◆ PROMPT: Select all lines with the string "here" in them, and copy those lines.

◆ EXERCISE DATA:
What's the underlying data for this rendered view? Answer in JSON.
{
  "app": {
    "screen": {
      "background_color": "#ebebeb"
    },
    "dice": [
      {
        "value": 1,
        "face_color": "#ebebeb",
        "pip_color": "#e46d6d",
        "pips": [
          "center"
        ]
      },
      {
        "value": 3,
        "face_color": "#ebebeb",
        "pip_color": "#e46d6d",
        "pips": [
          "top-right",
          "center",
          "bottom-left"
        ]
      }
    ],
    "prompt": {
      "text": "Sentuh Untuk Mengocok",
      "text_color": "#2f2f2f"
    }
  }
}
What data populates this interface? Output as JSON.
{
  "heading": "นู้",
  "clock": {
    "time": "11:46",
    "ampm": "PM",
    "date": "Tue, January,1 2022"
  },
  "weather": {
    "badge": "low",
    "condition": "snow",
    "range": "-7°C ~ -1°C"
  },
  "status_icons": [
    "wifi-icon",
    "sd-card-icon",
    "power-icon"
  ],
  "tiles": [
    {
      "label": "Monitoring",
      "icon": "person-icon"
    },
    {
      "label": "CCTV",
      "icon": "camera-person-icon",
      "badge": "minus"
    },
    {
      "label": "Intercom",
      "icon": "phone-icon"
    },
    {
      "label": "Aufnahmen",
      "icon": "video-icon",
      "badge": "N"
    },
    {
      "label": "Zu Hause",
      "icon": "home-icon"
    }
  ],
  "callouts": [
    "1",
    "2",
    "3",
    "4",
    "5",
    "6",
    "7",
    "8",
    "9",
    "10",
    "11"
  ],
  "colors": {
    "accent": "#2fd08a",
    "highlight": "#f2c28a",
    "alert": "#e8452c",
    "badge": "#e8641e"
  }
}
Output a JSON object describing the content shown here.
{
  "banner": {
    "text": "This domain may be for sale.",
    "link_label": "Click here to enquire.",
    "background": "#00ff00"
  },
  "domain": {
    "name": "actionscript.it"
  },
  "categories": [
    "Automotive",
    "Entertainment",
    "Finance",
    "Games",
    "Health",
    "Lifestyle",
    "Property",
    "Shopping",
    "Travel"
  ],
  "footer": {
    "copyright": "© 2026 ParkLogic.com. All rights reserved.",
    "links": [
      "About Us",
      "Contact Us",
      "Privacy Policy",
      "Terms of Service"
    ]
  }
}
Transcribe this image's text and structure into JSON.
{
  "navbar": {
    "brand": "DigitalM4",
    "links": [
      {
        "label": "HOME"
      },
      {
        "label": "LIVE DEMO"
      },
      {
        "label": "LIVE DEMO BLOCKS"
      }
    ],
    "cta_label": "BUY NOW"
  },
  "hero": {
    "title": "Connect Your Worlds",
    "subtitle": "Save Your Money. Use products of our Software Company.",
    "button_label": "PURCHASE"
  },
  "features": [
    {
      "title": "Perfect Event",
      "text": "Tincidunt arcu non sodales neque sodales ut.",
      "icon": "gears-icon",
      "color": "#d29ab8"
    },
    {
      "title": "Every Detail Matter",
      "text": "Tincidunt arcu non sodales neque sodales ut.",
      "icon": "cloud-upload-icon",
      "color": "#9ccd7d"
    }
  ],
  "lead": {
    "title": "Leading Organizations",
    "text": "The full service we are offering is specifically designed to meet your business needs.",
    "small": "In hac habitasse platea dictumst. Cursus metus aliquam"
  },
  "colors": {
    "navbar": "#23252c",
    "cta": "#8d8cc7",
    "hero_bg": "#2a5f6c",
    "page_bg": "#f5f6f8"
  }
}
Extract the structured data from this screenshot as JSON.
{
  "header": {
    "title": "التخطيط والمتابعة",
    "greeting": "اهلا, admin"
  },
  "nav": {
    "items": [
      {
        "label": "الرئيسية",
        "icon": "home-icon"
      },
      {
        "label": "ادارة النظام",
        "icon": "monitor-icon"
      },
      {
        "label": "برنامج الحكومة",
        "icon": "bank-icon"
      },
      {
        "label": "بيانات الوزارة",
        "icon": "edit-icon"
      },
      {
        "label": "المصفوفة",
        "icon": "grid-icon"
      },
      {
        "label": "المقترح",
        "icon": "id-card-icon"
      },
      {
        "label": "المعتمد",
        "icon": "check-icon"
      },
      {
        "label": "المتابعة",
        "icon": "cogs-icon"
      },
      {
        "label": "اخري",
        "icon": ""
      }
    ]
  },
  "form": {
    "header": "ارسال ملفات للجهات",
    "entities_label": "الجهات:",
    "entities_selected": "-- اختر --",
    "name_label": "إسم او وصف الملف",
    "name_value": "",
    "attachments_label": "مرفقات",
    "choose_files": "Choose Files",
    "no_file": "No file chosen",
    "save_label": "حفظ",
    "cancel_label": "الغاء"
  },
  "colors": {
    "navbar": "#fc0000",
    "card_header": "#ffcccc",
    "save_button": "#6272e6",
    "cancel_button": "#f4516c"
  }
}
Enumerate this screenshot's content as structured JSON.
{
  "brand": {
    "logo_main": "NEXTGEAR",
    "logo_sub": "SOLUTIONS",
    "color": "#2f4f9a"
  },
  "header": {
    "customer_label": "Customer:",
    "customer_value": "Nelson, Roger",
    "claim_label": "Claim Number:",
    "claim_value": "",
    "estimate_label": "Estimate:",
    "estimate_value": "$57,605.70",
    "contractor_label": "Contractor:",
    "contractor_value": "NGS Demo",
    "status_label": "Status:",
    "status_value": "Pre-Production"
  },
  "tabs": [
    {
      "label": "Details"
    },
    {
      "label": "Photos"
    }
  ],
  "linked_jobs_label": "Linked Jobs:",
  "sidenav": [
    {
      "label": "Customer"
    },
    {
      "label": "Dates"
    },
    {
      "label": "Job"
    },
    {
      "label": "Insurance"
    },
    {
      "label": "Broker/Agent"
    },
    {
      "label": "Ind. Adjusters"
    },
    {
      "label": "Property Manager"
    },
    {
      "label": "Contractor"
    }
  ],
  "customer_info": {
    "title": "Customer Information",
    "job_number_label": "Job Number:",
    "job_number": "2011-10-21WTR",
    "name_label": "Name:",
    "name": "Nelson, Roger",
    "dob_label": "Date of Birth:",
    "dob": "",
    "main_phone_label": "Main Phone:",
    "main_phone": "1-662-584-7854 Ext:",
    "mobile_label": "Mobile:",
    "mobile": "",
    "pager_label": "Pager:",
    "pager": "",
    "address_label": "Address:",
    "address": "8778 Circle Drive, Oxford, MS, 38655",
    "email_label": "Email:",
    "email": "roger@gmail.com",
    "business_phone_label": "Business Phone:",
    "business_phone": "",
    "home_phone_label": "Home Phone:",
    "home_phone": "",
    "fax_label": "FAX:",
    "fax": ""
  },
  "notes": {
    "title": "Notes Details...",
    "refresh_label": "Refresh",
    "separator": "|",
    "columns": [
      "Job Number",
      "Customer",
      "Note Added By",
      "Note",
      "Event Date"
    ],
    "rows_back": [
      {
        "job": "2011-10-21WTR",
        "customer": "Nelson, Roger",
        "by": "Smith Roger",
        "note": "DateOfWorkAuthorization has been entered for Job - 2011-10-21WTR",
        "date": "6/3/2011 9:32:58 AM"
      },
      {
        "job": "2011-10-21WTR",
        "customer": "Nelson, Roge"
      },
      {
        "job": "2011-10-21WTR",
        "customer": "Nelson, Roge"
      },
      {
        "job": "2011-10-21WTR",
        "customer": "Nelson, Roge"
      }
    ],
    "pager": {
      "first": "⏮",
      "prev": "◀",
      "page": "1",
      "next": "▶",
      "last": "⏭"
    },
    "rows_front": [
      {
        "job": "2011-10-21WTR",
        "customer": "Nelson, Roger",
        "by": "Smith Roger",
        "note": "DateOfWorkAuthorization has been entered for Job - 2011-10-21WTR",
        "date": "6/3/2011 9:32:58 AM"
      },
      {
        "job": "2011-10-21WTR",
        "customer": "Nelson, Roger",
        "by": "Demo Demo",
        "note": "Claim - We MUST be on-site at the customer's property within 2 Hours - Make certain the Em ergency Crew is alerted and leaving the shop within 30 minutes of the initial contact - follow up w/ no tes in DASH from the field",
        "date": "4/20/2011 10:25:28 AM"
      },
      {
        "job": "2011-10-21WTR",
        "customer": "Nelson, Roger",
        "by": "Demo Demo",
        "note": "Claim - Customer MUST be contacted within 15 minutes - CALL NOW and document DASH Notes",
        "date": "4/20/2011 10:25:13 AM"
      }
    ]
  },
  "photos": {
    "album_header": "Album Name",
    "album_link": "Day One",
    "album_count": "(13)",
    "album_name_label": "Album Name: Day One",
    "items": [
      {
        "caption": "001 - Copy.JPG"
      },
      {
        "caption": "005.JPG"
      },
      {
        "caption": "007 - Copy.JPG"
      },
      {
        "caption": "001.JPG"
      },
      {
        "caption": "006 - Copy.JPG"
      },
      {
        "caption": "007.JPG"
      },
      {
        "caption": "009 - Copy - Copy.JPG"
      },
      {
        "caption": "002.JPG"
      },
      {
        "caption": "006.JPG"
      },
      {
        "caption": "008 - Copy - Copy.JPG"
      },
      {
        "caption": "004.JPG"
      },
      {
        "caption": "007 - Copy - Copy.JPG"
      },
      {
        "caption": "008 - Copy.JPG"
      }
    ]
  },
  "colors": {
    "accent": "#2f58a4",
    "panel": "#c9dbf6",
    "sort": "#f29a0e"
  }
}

◆ SOLUTION:
Output a JSON object describing the content shown here.
    "link_label": "Click here to enquire.",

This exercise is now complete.